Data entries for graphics

◇ ◇ ◇

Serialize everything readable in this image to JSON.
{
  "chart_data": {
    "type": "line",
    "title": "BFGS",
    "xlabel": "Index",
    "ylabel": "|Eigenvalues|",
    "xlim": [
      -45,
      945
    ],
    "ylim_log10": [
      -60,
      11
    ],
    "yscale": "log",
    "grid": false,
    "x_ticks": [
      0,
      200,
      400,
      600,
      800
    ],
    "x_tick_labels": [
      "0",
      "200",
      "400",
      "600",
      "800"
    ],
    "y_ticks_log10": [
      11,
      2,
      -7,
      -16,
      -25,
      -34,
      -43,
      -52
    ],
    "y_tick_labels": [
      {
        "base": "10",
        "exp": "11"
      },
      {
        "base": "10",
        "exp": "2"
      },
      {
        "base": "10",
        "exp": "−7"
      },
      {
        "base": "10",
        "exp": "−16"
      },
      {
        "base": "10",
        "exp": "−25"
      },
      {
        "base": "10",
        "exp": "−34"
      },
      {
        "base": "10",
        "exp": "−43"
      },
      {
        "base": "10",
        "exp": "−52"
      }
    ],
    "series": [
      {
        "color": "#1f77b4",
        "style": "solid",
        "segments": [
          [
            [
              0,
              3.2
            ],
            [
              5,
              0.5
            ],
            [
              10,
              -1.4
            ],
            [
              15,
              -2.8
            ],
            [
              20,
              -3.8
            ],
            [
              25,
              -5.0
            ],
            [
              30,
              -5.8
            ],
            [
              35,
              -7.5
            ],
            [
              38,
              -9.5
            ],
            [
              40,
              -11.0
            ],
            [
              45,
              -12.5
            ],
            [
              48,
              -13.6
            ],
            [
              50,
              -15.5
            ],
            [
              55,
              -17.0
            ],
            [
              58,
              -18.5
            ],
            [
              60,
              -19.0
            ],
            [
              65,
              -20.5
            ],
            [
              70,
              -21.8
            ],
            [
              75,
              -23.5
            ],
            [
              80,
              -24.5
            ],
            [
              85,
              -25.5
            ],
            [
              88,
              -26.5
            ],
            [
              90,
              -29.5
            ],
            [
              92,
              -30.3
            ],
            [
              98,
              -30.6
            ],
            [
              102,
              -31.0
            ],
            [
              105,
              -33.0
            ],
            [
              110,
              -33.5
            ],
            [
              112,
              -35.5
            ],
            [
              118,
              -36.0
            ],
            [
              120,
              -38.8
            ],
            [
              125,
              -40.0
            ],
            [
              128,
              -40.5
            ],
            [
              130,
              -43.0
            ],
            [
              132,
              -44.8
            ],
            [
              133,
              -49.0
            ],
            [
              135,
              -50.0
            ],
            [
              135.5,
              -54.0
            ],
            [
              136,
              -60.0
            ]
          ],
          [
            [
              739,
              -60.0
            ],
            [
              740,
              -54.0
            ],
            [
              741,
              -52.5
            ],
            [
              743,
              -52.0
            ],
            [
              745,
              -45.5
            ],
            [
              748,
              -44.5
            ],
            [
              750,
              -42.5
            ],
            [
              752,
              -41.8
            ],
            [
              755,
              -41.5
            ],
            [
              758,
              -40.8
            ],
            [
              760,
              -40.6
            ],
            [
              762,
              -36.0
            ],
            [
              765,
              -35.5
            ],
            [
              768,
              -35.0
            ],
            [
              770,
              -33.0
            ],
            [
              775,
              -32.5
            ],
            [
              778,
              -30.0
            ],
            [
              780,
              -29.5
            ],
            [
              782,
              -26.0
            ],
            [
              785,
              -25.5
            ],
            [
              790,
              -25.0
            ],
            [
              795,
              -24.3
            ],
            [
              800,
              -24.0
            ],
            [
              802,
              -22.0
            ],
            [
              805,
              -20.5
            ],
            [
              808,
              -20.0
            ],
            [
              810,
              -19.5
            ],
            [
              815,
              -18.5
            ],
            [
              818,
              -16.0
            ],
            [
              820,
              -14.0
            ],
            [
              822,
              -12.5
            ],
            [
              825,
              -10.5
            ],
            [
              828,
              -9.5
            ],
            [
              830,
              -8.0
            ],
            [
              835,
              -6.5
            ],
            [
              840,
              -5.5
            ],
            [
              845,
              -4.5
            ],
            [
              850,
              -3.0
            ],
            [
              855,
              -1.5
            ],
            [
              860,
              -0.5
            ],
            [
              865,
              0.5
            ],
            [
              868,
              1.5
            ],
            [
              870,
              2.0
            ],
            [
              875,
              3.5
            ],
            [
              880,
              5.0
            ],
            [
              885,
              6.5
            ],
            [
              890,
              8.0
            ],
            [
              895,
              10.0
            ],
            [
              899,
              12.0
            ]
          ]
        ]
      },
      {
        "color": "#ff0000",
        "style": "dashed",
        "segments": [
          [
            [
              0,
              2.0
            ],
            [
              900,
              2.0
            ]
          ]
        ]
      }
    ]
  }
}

◇ ◇ ◇

• [Exercise goal]: Repeat the data precisely, line by line.

• [Exercise result]:
Serialize everything readable in this image to JSON.
{
  "chart_data": {
    "type": "line",
    "title": "BFGS",
    "xlabel": "Index",
    "ylabel": "|Eigenvalues|",
    "xlim": [
      -45,
      945
    ],
    "ylim_log10": [
      -60,
      11
    ],
    "yscale": "log",
    "grid": false,
    "x_ticks": [
      0,
      200,
      400,
      600,
      800
    ],
    "x_tick_labels": [
      "0",
      "200",
      "400",
      "600",
      "800"
    ],
    "y_ticks_log10": [
      11,
      2,
      -7,
      -16,
      -25,
      -34,
      -43,
      -52
    ],
    "y_tick_labels": [
      {
        "base": "10",
        "exp": "11"
      },
      {
        "base": "10",
        "exp": "2"
      },
      {
        "base": "10",
        "exp": "−7"
      },
      {
        "base": "10",
        "exp": "−16"
      },
      {
        "base": "10",
        "exp": "−25"
      },
      {
        "base": "10",
        "exp": "−34"
      },
      {
        "base": "10",
        "exp": "−43"
      },
      {
        "base": "10",
        "exp": "−52"
      }
    ],
    "series": [
      {
        "color": "#1f77b4",
        "style": "solid",
        "segments": [
          [
            [
              0,
              3.2
            ],
            [
              5,
              0.5
            ],
            [
              10,
              -1.4
            ],
            [
              15,
              -2.8
            ],
            [
              20,
              -3.8
            ],
            [
              25,
              -5.0
            ],
            [
              30,
              -5.8
            ],
            [
              35,
              -7.5
            ],
            [
              38,
              -9.5
            ],
            [
              40,
              -11.0
            ],
            [
              45,
              -12.5
            ],
            [
              48,
              -13.6
            ],
            [
              50,
              -15.5
            ],
            [
              55,
              -17.0
            ],
            [
              58,
              -18.5
            ],
            [
              60,
              -19.0
            ],
            [
              65,
              -20.5
            ],
            [
              70,
              -21.8
            ],
            [
              75,
              -23.5
            ],
            [
              80,
              -24.5
            ],
            [
              85,
              -25.5
            ],
            [
              88,
              -26.5
            ],
            [
              90,
              -29.5
            ],
            [
              92,
              -30.3
            ],
            [
              98,
              -30.6
            ],
            [
              102,
              -31.0
            ],
            [
              105,
              -33.0
            ],
            [
              110,
              -33.5
            ],
            [
              112,
              -35.5
            ],
            [
              118,
              -36.0
            ],
            [
              120,
              -38.8
            ],
            [
              125,
              -40.0
            ],
            [
              128,
              -40.5
            ],
            [
              130,
              -43.0
            ],
            [
              132,
              -44.8
            ],
            [
              133,
              -49.0
            ],
            [
              135,
              -50.0
            ],
            [
              135.5,
              -54.0
            ],
            [
              136,
              -60.0
            ]
          ],
          [
            [
              739,
              -60.0
            ],
            [
              740,
              -54.0
            ],
            [
              741,
              -52.5
            ],
            [
              743,
              -52.0
            ],
            [
              745,
              -45.5
            ],
            [
              748,
              -44.5
            ],
            [
              750,
              -42.5
            ],
            [
              752,
              -41.8
            ],
            [
              755,
              -41.5
            ],
            [
              758,
              -40.8
            ],
            [
              760,
              -40.6
            ],
            [
              762,
              -36.0
            ],
            [
              765,
              -35.5
            ],
            [
              768,
              -35.0
            ],
            [
              770,
              -33.0
            ],
            [
              775,
              -32.5
            ],
            [
              778,
              -30.0
            ],
            [
              780,
              -29.5
            ],
            [
              782,
              -26.0
            ],
            [
              785,
              -25.5
            ],
            [
              790,
              -25.0
            ],
            [
              795,
              -24.3
            ],
            [
              800,
              -24.0
            ],
            [
              802,
              -22.0
            ],
            [
              805,
              -20.5
            ],
            [
              808,
              -20.0
            ],
            [
              810,
              -19.5
            ],
            [
              815,
              -18.5
            ],
            [
              818,
              -16.0
            ],
            [
              820,
              -14.0
            ],
            [
              822,
              -12.5
            ],
            [
              825,
              -10.5
            ],
            [
              828,
              -9.5
            ],
            [
              830,
              -8.0
            ],
            [
              835,
              -6.5
            ],
            [
              840,
              -5.5
            ],
            [
              845,
              -4.5
            ],
            [
              850,
              -3.0
            ],
            [
              855,
              -1.5
            ],
            [
              860,
              -0.5
            ],
            [
              865,
              0.5
            ],
            [
              868,
              1.5
            ],
            [
              870,
              2.0
            ],
            [
              875,
              3.5
            ],
            [
              880,
              5.0
            ],
            [
              885,
              6.5
            ],
            [
              890,
              8.0
            ],
            [
              895,
              10.0
            ],
            [
              899,
              12.0
            ]
          ]
        ]
      },
      {
        "color": "#ff0000",
        "style": "dashed",
        "segments": [
          [
            [
              0,
              2.0
            ],
            [
              900,
              2.0
            ]
          ]
        ]
      }
    ]
  }
}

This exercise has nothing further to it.